## [TASK STATEMENT]
Find the lines that hold "Continue". Report only how many there are.

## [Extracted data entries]
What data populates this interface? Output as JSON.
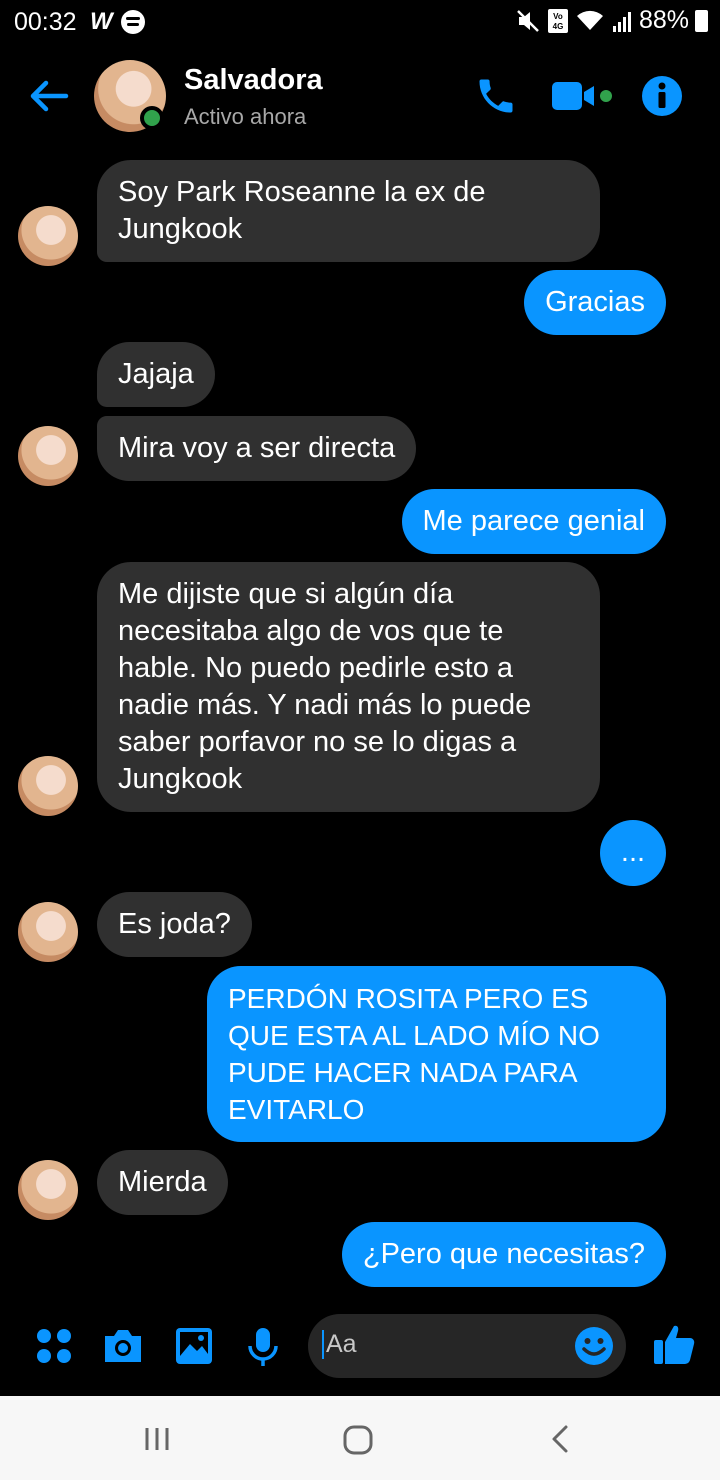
{
  "status_bar": {
    "time": "00:32",
    "left_icons": [
      "w-app-icon",
      "spotify-icon"
    ],
    "right_icons": [
      "mute-icon",
      "volte-4g-icon",
      "wifi-icon",
      "signal-icon"
    ],
    "battery": "88%"
  },
  "header": {
    "contact_name": "Salvadora",
    "contact_status": "Activo ahora",
    "accent_color": "#0a95ff",
    "online_color": "#31a24c"
  },
  "messages": [
    {
      "side": "in",
      "text": "Soy Park Roseanne la ex de Jungkook"
    },
    {
      "side": "out",
      "text": "Gracias"
    },
    {
      "side": "in",
      "text": "Jajaja"
    },
    {
      "side": "in",
      "text": "Mira voy a ser directa"
    },
    {
      "side": "out",
      "text": "Me parece genial"
    },
    {
      "side": "in",
      "text": "Me dijiste que si algún día necesitaba algo de vos que te hable. No puedo pedirle esto a nadie más. Y nadi más lo puede saber porfavor no se lo digas a Jungkook"
    },
    {
      "side": "out",
      "text": "..."
    },
    {
      "side": "in",
      "text": "Es joda?"
    },
    {
      "side": "out",
      "text": "PERDÓN ROSITA PERO ES QUE ESTA AL LADO MÍO NO PUDE HACER NADA PARA EVITARLO"
    },
    {
      "side": "in",
      "text": "Mierda"
    },
    {
      "side": "out",
      "text": "¿Pero que necesitas?"
    }
  ],
  "composer": {
    "placeholder": "Aa",
    "icons": [
      "menu-dots-icon",
      "camera-icon",
      "gallery-icon",
      "microphone-icon",
      "emoji-icon",
      "like-icon"
    ]
  },
  "nav_bar": {
    "icons": [
      "recent-apps-icon",
      "home-icon",
      "back-nav-icon"
    ]
  }
}
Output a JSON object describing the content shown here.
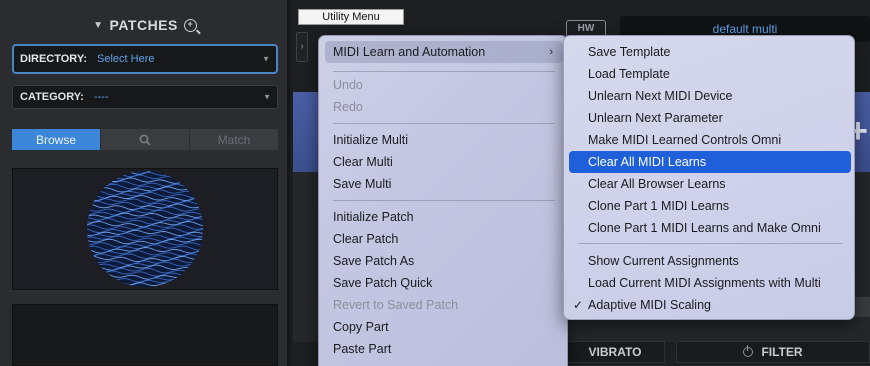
{
  "patches": {
    "title": "PATCHES",
    "directory_label": "DIRECTORY:",
    "directory_value": "Select Here",
    "category_label": "CATEGORY:",
    "category_value": "----",
    "tabs": [
      "Browse",
      "",
      "Match"
    ]
  },
  "top": {
    "utility_menu_label": "Utility Menu",
    "hw_label": "HW",
    "multi_name": "default multi"
  },
  "buttons": {
    "vibrato": "VIBRATO",
    "filter": "FILTER"
  },
  "main_menu": {
    "items": [
      {
        "label": "MIDI Learn and Automation",
        "enabled": true,
        "submenu": true
      },
      {
        "label": "Undo",
        "enabled": false
      },
      {
        "label": "Redo",
        "enabled": false
      },
      {
        "label": "Initialize Multi",
        "enabled": true
      },
      {
        "label": "Clear Multi",
        "enabled": true
      },
      {
        "label": "Save Multi",
        "enabled": true
      },
      {
        "label": "Initialize Patch",
        "enabled": true
      },
      {
        "label": "Clear Patch",
        "enabled": true
      },
      {
        "label": "Save Patch As",
        "enabled": true
      },
      {
        "label": "Save Patch Quick",
        "enabled": true
      },
      {
        "label": "Revert to Saved Patch",
        "enabled": false
      },
      {
        "label": "Copy Part",
        "enabled": true
      },
      {
        "label": "Paste Part",
        "enabled": true
      }
    ]
  },
  "sub_menu": {
    "items": [
      {
        "label": "Save Template"
      },
      {
        "label": "Load Template"
      },
      {
        "label": "Unlearn Next MIDI Device"
      },
      {
        "label": "Unlearn Next Parameter"
      },
      {
        "label": "Make MIDI Learned Controls Omni"
      },
      {
        "label": "Clear All MIDI Learns",
        "selected": true
      },
      {
        "label": "Clear All Browser Learns"
      },
      {
        "label": "Clone Part 1 MIDI Learns"
      },
      {
        "label": "Clone Part 1 MIDI Learns and Make Omni"
      },
      {
        "label": "Show Current Assignments"
      },
      {
        "label": "Load Current MIDI Assignments with Multi"
      },
      {
        "label": "Adaptive MIDI Scaling",
        "checked": true
      }
    ]
  },
  "icons": {
    "zoom": "zoom-in-icon",
    "search": "search-icon",
    "submenu": "chevron-right-icon",
    "check": "checkmark-icon",
    "power": "power-icon"
  },
  "colors": {
    "accent_blue": "#3b86d8",
    "selection_blue": "#1f5fd9",
    "link_blue": "#5fa3ec",
    "panel_dark": "#2a2c30"
  }
}
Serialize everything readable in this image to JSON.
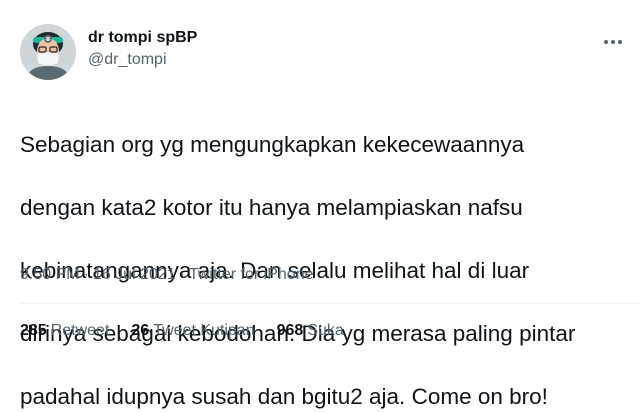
{
  "author": {
    "display_name": "dr tompi spBP",
    "handle": "@dr_tompi",
    "avatar_icon": "profile-photo"
  },
  "tweet": {
    "text_lines": [
      "Sebagian org yg mengungkapkan kekecewaannya",
      "dengan kata2 kotor itu hanya melampiaskan nafsu",
      "kebinatangannya aja. Dan selalu melihat hal di luar",
      "dirinya sebagai kebodohan. Dia yg merasa paling pintar",
      "padahal idupnya susah dan bgitu2 aja. Come on bro!"
    ],
    "time": "9.50 PM",
    "date": "16 Jul 2021",
    "source": "Twitter for iPhone",
    "separator": "·"
  },
  "stats": {
    "retweets": {
      "count": "285",
      "label": "Retweet"
    },
    "quotes": {
      "count": "26",
      "label": "Tweet Kutipan"
    },
    "likes": {
      "count": "968",
      "label": "Suka"
    }
  },
  "icons": {
    "more": "more-horizontal-icon"
  },
  "colors": {
    "text": "#0f1419",
    "secondary": "#536471",
    "divider": "#eff3f4"
  }
}
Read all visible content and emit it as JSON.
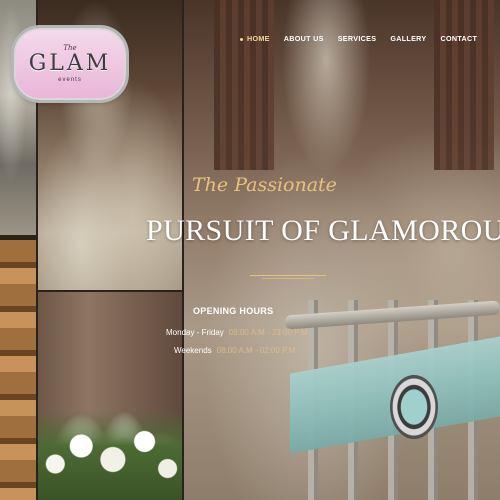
{
  "brand": {
    "the": "The",
    "name": "GLAM",
    "sub": "events"
  },
  "nav": {
    "items": [
      {
        "label": "HOME",
        "active": true
      },
      {
        "label": "ABOUT US",
        "active": false
      },
      {
        "label": "SERVICES",
        "active": false
      },
      {
        "label": "GALLERY",
        "active": false
      },
      {
        "label": "CONTACT",
        "active": false
      }
    ]
  },
  "hero": {
    "tagline": "The Passionate",
    "headline": "PURSUIT OF GLAMOROUS"
  },
  "hours": {
    "title": "OPENING HOURS",
    "rows": [
      {
        "days": "Monday - Friday",
        "time": "08:00 A.M - 23:00 P.M"
      },
      {
        "days": "Weekends",
        "time": "08:00 A.M - 02:00 P.M"
      }
    ]
  },
  "colors": {
    "accent_gold": "#e8c27a",
    "nav_active": "#f3d79a",
    "logo_pink": "#e9b6d8",
    "sash_teal": "#8fbfbb"
  }
}
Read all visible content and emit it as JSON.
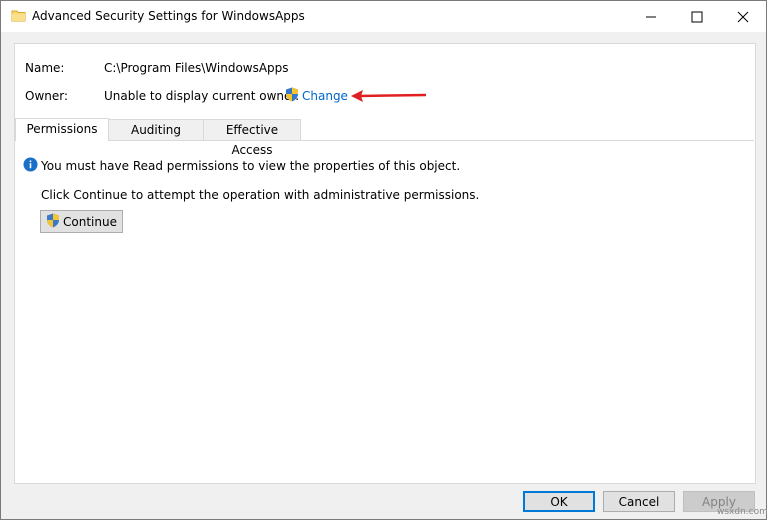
{
  "window": {
    "title": "Advanced Security Settings for WindowsApps",
    "controls": [
      "minimize",
      "maximize",
      "close"
    ]
  },
  "info": {
    "name_label": "Name:",
    "name_value": "C:\\Program Files\\WindowsApps",
    "owner_label": "Owner:",
    "owner_value": "Unable to display current owner.",
    "change_link": "Change"
  },
  "tabs": [
    {
      "label": "Permissions",
      "active": true
    },
    {
      "label": "Auditing",
      "active": false
    },
    {
      "label": "Effective Access",
      "active": false
    }
  ],
  "permissions": {
    "message": "You must have Read permissions to view the properties of this object.",
    "instruction": "Click Continue to attempt the operation with administrative permissions.",
    "continue_label": "Continue"
  },
  "footer": {
    "ok_label": "OK",
    "cancel_label": "Cancel",
    "apply_label": "Apply",
    "apply_disabled": true
  },
  "watermark": "wsxdn.com",
  "colors": {
    "link": "#0066cc",
    "arrow": "#e02020",
    "focus_border": "#0078d7",
    "info_icon": "#1a6fc7"
  }
}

## [RESPONSE TO THE EXERCISE]
2